Problem statement:
Rewrite the part of the data that opens at the start and closes with the line containing "menu-item-label: My surgery", replacing "interactable" with "clickable" and keeping everything else the same.

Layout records

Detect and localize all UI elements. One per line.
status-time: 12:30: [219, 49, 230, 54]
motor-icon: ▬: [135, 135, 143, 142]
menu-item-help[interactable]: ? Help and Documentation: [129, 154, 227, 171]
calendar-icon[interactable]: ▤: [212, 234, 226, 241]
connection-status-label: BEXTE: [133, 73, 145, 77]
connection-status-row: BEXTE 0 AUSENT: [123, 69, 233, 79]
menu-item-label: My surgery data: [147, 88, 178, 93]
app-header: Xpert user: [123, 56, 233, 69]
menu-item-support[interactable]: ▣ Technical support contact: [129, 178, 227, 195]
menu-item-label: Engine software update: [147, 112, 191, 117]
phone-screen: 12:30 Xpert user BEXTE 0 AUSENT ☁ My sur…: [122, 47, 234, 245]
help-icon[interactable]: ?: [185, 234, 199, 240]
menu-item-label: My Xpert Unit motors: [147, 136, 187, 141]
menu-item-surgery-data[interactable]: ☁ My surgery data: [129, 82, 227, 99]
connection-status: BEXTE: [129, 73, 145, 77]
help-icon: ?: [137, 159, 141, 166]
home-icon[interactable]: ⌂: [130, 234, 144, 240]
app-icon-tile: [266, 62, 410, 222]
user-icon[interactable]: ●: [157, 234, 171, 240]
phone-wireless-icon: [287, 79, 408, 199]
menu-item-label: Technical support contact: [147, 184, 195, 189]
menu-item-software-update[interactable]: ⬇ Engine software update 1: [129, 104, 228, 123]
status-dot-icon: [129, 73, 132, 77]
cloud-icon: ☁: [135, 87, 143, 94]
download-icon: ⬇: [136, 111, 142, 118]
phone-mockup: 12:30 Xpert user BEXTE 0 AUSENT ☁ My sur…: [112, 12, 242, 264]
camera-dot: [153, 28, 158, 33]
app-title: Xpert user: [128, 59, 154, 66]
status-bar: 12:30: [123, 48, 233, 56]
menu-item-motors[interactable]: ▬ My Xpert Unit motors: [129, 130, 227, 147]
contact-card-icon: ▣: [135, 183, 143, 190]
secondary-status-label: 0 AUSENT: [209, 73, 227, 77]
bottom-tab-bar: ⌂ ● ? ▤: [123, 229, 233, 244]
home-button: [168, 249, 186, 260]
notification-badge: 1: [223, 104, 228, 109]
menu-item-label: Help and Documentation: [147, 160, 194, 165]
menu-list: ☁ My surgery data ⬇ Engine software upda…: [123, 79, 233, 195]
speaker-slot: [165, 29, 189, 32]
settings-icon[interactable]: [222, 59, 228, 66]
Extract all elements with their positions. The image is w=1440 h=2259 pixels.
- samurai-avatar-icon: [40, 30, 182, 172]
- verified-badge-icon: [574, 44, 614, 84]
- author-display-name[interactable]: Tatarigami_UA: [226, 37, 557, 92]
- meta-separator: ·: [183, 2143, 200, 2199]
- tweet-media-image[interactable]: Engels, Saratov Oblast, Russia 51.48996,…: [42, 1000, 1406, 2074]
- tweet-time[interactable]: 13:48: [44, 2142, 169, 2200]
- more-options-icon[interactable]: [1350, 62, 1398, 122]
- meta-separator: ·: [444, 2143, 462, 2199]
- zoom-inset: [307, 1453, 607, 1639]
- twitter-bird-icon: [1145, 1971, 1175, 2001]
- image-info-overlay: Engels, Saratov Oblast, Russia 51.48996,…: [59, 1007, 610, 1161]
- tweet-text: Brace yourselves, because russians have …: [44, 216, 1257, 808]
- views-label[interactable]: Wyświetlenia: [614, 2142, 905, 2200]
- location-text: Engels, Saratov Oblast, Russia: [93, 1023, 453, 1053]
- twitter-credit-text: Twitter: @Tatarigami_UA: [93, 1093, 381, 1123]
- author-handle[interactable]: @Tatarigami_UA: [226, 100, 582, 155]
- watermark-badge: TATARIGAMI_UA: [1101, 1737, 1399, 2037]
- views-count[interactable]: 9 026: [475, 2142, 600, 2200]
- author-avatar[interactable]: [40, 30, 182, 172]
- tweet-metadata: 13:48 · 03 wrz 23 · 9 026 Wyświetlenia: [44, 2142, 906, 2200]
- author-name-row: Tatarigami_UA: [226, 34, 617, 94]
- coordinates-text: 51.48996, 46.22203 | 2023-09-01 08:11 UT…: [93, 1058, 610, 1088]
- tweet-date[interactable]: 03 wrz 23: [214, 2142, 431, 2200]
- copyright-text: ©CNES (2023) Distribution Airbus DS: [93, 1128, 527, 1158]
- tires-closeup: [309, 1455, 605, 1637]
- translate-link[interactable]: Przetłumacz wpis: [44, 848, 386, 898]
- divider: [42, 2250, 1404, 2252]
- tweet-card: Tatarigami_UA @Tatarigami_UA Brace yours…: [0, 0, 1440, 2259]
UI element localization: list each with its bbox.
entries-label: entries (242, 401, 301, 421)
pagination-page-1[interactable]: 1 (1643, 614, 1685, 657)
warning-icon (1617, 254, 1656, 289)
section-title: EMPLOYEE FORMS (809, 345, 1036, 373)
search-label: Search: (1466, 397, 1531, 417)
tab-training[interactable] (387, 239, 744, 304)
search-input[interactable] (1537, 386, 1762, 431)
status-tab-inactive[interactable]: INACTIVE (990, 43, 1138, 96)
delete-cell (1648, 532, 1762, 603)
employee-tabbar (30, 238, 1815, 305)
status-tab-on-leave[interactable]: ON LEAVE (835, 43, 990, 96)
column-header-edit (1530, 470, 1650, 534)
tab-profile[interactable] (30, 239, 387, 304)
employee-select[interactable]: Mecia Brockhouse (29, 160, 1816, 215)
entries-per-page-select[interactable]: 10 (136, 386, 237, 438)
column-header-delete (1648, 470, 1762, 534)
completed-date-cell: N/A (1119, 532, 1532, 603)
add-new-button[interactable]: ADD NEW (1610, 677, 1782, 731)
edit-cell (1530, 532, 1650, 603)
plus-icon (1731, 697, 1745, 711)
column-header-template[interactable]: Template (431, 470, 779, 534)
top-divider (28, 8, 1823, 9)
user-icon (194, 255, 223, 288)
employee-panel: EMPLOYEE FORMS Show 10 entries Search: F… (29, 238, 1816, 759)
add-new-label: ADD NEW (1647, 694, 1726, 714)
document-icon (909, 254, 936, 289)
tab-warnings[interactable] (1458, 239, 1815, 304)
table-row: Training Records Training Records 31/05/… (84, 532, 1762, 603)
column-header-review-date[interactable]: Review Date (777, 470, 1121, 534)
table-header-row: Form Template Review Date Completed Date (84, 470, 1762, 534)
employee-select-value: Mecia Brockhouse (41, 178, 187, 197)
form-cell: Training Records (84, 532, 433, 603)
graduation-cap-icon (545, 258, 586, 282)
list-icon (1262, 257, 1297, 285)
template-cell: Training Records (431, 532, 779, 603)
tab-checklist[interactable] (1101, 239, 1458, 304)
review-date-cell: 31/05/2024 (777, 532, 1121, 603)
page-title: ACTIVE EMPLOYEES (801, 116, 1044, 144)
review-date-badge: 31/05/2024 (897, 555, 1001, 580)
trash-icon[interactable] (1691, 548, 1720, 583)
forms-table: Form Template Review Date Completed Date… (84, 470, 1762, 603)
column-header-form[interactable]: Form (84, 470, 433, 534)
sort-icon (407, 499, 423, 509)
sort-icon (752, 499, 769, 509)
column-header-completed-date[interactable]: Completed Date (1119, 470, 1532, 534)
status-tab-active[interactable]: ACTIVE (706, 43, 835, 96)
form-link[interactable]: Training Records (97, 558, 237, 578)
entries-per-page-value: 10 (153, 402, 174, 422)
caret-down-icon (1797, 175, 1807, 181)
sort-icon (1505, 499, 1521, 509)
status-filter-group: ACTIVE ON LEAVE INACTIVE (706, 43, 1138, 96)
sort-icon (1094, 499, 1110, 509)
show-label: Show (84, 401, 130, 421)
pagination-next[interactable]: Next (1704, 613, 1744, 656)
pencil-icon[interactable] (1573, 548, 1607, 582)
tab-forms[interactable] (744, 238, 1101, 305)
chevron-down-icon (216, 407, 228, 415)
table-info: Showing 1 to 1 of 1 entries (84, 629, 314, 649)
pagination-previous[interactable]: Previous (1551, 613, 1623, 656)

Reply:
Detect and localize all UI elements. One per line.
status-time: 12:30: [219, 49, 230, 54]
motor-icon: ▬: [135, 135, 143, 142]
menu-item-help[clickable]: ? Help and Documentation: [129, 154, 227, 171]
calendar-icon[clickable]: ▤: [212, 234, 226, 241]
connection-status-label: BEXTE: [133, 73, 145, 77]
connection-status-row: BEXTE 0 AUSENT: [123, 69, 233, 79]
menu-item-label: My surgery data: [147, 88, 178, 93]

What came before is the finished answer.